:: EXERCISE ::
Can the data below be set down again exactly, line for line?

:: ITEMS ::
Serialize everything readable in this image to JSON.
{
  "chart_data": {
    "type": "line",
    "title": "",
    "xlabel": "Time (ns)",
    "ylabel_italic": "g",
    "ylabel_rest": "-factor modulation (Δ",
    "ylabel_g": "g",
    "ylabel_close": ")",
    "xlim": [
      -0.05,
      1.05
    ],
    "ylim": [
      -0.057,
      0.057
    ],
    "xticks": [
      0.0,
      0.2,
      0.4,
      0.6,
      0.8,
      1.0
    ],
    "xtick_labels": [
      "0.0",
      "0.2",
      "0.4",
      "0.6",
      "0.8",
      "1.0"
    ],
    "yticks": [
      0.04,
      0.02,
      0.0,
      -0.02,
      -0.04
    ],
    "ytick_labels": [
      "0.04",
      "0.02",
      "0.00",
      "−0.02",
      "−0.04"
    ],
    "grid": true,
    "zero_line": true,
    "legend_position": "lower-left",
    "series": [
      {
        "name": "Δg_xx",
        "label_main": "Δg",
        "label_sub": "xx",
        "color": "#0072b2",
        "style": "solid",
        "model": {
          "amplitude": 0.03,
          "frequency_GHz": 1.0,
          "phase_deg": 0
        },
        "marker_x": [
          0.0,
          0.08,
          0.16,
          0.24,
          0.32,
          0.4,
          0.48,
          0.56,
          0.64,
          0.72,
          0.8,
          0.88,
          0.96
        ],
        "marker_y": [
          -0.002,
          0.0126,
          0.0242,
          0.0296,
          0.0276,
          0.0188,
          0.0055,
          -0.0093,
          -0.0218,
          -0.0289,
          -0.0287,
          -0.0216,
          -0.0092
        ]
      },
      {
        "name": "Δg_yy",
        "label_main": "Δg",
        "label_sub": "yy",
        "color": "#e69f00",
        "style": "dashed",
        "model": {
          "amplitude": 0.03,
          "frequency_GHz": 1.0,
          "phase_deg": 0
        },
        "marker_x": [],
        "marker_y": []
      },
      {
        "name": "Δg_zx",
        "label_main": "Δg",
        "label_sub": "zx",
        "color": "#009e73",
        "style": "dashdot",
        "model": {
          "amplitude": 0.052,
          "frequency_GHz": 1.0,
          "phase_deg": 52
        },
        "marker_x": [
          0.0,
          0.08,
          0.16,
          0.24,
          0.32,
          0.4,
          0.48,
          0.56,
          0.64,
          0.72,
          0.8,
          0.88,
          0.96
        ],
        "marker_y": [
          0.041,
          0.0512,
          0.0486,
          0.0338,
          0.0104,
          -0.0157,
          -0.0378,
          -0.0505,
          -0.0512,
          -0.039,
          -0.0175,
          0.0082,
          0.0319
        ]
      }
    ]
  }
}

:: EXERCISE RESULT ::
Serialize everything readable in this image to JSON.
{
  "chart_data": {
    "type": "line",
    "title": "",
    "xlabel": "Time (ns)",
    "ylabel_italic": "g",
    "ylabel_rest": "-factor modulation (Δ",
    "ylabel_g": "g",
    "ylabel_close": ")",
    "xlim": [
      -0.05,
      1.05
    ],
    "ylim": [
      -0.057,
      0.057
    ],
    "xticks": [
      0.0,
      0.2,
      0.4,
      0.6,
      0.8,
      1.0
    ],
    "xtick_labels": [
      "0.0",
      "0.2",
      "0.4",
      "0.6",
      "0.8",
      "1.0"
    ],
    "yticks": [
      0.04,
      0.02,
      0.0,
      -0.02,
      -0.04
    ],
    "ytick_labels": [
      "0.04",
      "0.02",
      "0.00",
      "−0.02",
      "−0.04"
    ],
    "grid": true,
    "zero_line": true,
    "legend_position": "lower-left",
    "series": [
      {
        "name": "Δg_xx",
        "label_main": "Δg",
        "label_sub": "xx",
        "color": "#0072b2",
        "style": "solid",
        "model": {
          "amplitude": 0.03,
          "frequency_GHz": 1.0,
          "phase_deg": 0
        },
        "marker_x": [
          0.0,
          0.08,
          0.16,
          0.24,
          0.32,
          0.4,
          0.48,
          0.56,
          0.64,
          0.72,
          0.8,
          0.88,
          0.96
        ],
        "marker_y": [
          -0.002,
          0.0126,
          0.0242,
          0.0296,
          0.0276,
          0.0188,
          0.0055,
          -0.0093,
          -0.0218,
          -0.0289,
          -0.0287,
          -0.0216,
          -0.0092
        ]
      },
      {
        "name": "Δg_yy",
        "label_main": "Δg",
        "label_sub": "yy",
        "color": "#e69f00",
        "style": "dashed",
        "model": {
          "amplitude": 0.03,
          "frequency_GHz": 1.0,
          "phase_deg": 0
        },
        "marker_x": [],
        "marker_y": []
      },
      {
        "name": "Δg_zx",
        "label_main": "Δg",
        "label_sub": "zx",
        "color": "#009e73",
        "style": "dashdot",
        "model": {
          "amplitude": 0.052,
          "frequency_GHz": 1.0,
          "phase_deg": 52
        },
        "marker_x": [
          0.0,
          0.08,
          0.16,
          0.24,
          0.32,
          0.4,
          0.48,
          0.56,
          0.64,
          0.72,
          0.8,
          0.88,
          0.96
        ],
        "marker_y": [
          0.041,
          0.0512,
          0.0486,
          0.0338,
          0.0104,
          -0.0157,
          -0.0378,
          -0.0505,
          -0.0512,
          -0.039,
          -0.0175,
          0.0082,
          0.0319
        ]
      }
    ]
  }
}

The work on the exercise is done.